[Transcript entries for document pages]

────────

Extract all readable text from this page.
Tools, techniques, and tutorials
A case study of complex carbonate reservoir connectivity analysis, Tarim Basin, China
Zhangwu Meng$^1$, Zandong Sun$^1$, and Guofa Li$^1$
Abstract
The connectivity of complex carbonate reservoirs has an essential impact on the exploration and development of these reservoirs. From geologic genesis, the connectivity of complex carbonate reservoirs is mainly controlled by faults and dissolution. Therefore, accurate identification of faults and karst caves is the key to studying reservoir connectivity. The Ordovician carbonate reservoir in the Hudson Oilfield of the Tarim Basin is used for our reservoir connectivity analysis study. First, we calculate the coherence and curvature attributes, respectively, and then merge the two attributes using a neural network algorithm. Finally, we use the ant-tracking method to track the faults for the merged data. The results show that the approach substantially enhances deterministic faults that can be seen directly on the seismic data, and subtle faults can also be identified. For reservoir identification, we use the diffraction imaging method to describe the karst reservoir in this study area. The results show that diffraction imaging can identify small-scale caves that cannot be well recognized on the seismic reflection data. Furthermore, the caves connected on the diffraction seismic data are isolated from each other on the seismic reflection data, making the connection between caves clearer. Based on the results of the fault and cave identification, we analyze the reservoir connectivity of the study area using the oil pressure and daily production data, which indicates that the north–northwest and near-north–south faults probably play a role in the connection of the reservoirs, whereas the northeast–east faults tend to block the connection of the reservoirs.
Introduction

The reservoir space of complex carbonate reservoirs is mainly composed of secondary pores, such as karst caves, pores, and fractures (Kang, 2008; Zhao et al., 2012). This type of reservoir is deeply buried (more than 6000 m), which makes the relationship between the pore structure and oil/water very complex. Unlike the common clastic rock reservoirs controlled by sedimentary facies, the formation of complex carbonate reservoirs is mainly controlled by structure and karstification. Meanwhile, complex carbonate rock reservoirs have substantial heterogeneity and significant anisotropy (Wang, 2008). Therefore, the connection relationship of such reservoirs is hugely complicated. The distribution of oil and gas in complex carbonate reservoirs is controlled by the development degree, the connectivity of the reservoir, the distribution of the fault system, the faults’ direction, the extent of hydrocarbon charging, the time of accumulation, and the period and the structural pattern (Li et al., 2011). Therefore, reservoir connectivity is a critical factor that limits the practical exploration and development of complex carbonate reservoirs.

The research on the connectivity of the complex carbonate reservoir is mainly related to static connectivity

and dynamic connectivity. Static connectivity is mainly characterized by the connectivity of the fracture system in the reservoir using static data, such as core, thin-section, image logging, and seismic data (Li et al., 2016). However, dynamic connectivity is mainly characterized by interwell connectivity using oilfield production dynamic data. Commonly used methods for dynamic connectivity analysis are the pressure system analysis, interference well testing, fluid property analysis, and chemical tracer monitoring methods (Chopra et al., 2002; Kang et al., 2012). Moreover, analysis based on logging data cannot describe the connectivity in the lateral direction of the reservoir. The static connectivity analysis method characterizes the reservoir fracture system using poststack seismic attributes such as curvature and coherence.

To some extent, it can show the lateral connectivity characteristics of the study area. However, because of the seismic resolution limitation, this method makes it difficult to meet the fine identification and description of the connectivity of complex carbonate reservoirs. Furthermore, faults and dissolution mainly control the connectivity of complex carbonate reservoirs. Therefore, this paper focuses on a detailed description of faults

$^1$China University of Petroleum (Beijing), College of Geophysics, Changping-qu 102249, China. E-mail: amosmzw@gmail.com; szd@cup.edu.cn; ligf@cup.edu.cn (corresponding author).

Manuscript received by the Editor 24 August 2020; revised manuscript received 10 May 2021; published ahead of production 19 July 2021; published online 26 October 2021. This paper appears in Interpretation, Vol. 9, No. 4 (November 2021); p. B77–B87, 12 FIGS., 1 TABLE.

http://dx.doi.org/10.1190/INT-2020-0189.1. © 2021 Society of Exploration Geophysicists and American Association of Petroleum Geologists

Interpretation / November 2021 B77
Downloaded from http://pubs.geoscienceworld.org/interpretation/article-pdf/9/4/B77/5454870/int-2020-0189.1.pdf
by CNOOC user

────────

> Aim of the exercise
The data is to be given again in full, with every line exact.

> Output of the task
Extract all readable text from this page.
Tools, techniques, and tutorials
A case study of complex carbonate reservoir connectivity analysis, Tarim Basin, China
Zhangwu Meng$^1$, Zandong Sun$^1$, and Guofa Li$^1$
Abstract
The connectivity of complex carbonate reservoirs has an essential impact on the exploration and development of these reservoirs. From geologic genesis, the connectivity of complex carbonate reservoirs is mainly controlled by faults and dissolution. Therefore, accurate identification of faults and karst caves is the key to studying reservoir connectivity. The Ordovician carbonate reservoir in the Hudson Oilfield of the Tarim Basin is used for our reservoir connectivity analysis study. First, we calculate the coherence and curvature attributes, respectively, and then merge the two attributes using a neural network algorithm. Finally, we use the ant-tracking method to track the faults for the merged data. The results show that the approach substantially enhances deterministic faults that can be seen directly on the seismic data, and subtle faults can also be identified. For reservoir identification, we use the diffraction imaging method to describe the karst reservoir in this study area. The results show that diffraction imaging can identify small-scale caves that cannot be well recognized on the seismic reflection data. Furthermore, the caves connected on the diffraction seismic data are isolated from each other on the seismic reflection data, making the connection between caves clearer. Based on the results of the fault and cave identification, we analyze the reservoir connectivity of the study area using the oil pressure and daily production data, which indicates that the north–northwest and near-north–south faults probably play a role in the connection of the reservoirs, whereas the northeast–east faults tend to block the connection of the reservoirs.
Introduction

The reservoir space of complex carbonate reservoirs is mainly composed of secondary pores, such as karst caves, pores, and fractures (Kang, 2008; Zhao et al., 2012). This type of reservoir is deeply buried (more than 6000 m), which makes the relationship between the pore structure and oil/water very complex. Unlike the common clastic rock reservoirs controlled by sedimentary facies, the formation of complex carbonate reservoirs is mainly controlled by structure and karstification. Meanwhile, complex carbonate rock reservoirs have substantial heterogeneity and significant anisotropy (Wang, 2008). Therefore, the connection relationship of such reservoirs is hugely complicated. The distribution of oil and gas in complex carbonate reservoirs is controlled by the development degree, the connectivity of the reservoir, the distribution of the fault system, the faults’ direction, the extent of hydrocarbon charging, the time of accumulation, and the period and the structural pattern (Li et al., 2011). Therefore, reservoir connectivity is a critical factor that limits the practical exploration and development of complex carbonate reservoirs.

The research on the connectivity of the complex carbonate reservoir is mainly related to static connectivity

and dynamic connectivity. Static connectivity is mainly characterized by the connectivity of the fracture system in the reservoir using static data, such as core, thin-section, image logging, and seismic data (Li et al., 2016). However, dynamic connectivity is mainly characterized by interwell connectivity using oilfield production dynamic data. Commonly used methods for dynamic connectivity analysis are the pressure system analysis, interference well testing, fluid property analysis, and chemical tracer monitoring methods (Chopra et al., 2002; Kang et al., 2012). Moreover, analysis based on logging data cannot describe the connectivity in the lateral direction of the reservoir. The static connectivity analysis method characterizes the reservoir fracture system using poststack seismic attributes such as curvature and coherence.

To some extent, it can show the lateral connectivity characteristics of the study area. However, because of the seismic resolution limitation, this method makes it difficult to meet the fine identification and description of the connectivity of complex carbonate reservoirs. Furthermore, faults and dissolution mainly control the connectivity of complex carbonate reservoirs. Therefore, this paper focuses on a detailed description of faults

$^1$China University of Petroleum (Beijing), College of Geophysics, Changping-qu 102249, China. E-mail: amosmzw@gmail.com; szd@cup.edu.cn; ligf@cup.edu.cn (corresponding author).

Manuscript received by the Editor 24 August 2020; revised manuscript received 10 May 2021; published ahead of production 19 July 2021; published online 26 October 2021. This paper appears in Interpretation, Vol. 9, No. 4 (November 2021); p. B77–B87, 12 FIGS., 1 TABLE.

http://dx.doi.org/10.1190/INT-2020-0189.1. © 2021 Society of Exploration Geophysicists and American Association of Petroleum Geologists

Interpretation / November 2021 B77
Downloaded from http://pubs.geoscienceworld.org/interpretation/article-pdf/9/4/B77/5454870/int-2020-0189.1.pdf
by CNOOC user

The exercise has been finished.